PROBLEM DETAILS: Output the entries as they appear, skipping images.

THE DATA:
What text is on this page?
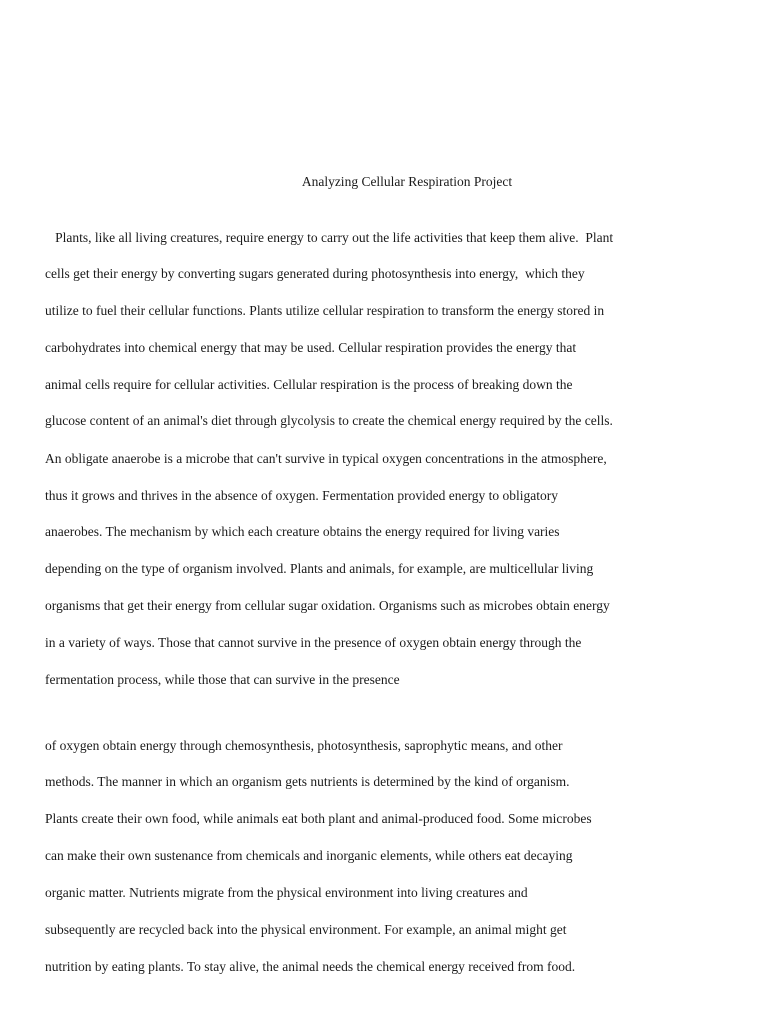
Analyzing Cellular Respiration Project
Plants, like all living creatures, require energy to carry out the life activities that keep them alive.  Plant
cells get their energy by converting sugars generated during photosynthesis into energy,  which they
utilize to fuel their cellular functions. Plants utilize cellular respiration to transform the energy stored in
carbohydrates into chemical energy that may be used. Cellular respiration provides the energy that
animal cells require for cellular activities. Cellular respiration is the process of breaking down the
glucose content of an animal's diet through glycolysis to create the chemical energy required by the cells.
An obligate anaerobe is a microbe that can't survive in typical oxygen concentrations in the atmosphere,
thus it grows and thrives in the absence of oxygen. Fermentation provided energy to obligatory
anaerobes. The mechanism by which each creature obtains the energy required for living varies
depending on the type of organism involved. Plants and animals, for example, are multicellular living
organisms that get their energy from cellular sugar oxidation. Organisms such as microbes obtain energy
in a variety of ways. Those that cannot survive in the presence of oxygen obtain energy through the
fermentation process, while those that can survive in the presence
of oxygen obtain energy through chemosynthesis, photosynthesis, saprophytic means, and other
methods. The manner in which an organism gets nutrients is determined by the kind of organism.
Plants create their own food, while animals eat both plant and animal-produced food. Some microbes
can make their own sustenance from chemicals and inorganic elements, while others eat decaying
organic matter. Nutrients migrate from the physical environment into living creatures and
subsequently are recycled back into the physical environment. For example, an animal might get
nutrition by eating plants. To stay alive, the animal needs the chemical energy received from food.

RESULT:
What text is on this page?
Analyzing Cellular Respiration Project
Plants, like all living creatures, require energy to carry out the life activities that keep them alive.  Plant
cells get their energy by converting sugars generated during photosynthesis into energy,  which they
utilize to fuel their cellular functions. Plants utilize cellular respiration to transform the energy stored in
carbohydrates into chemical energy that may be used. Cellular respiration provides the energy that
animal cells require for cellular activities. Cellular respiration is the process of breaking down the
glucose content of an animal's diet through glycolysis to create the chemical energy required by the cells.
An obligate anaerobe is a microbe that can't survive in typical oxygen concentrations in the atmosphere,
thus it grows and thrives in the absence of oxygen. Fermentation provided energy to obligatory
anaerobes. The mechanism by which each creature obtains the energy required for living varies
depending on the type of organism involved. Plants and animals, for example, are multicellular living
organisms that get their energy from cellular sugar oxidation. Organisms such as microbes obtain energy
in a variety of ways. Those that cannot survive in the presence of oxygen obtain energy through the
fermentation process, while those that can survive in the presence
of oxygen obtain energy through chemosynthesis, photosynthesis, saprophytic means, and other
methods. The manner in which an organism gets nutrients is determined by the kind of organism.
Plants create their own food, while animals eat both plant and animal-produced food. Some microbes
can make their own sustenance from chemicals and inorganic elements, while others eat decaying
organic matter. Nutrients migrate from the physical environment into living creatures and
subsequently are recycled back into the physical environment. For example, an animal might get
nutrition by eating plants. To stay alive, the animal needs the chemical energy received from food.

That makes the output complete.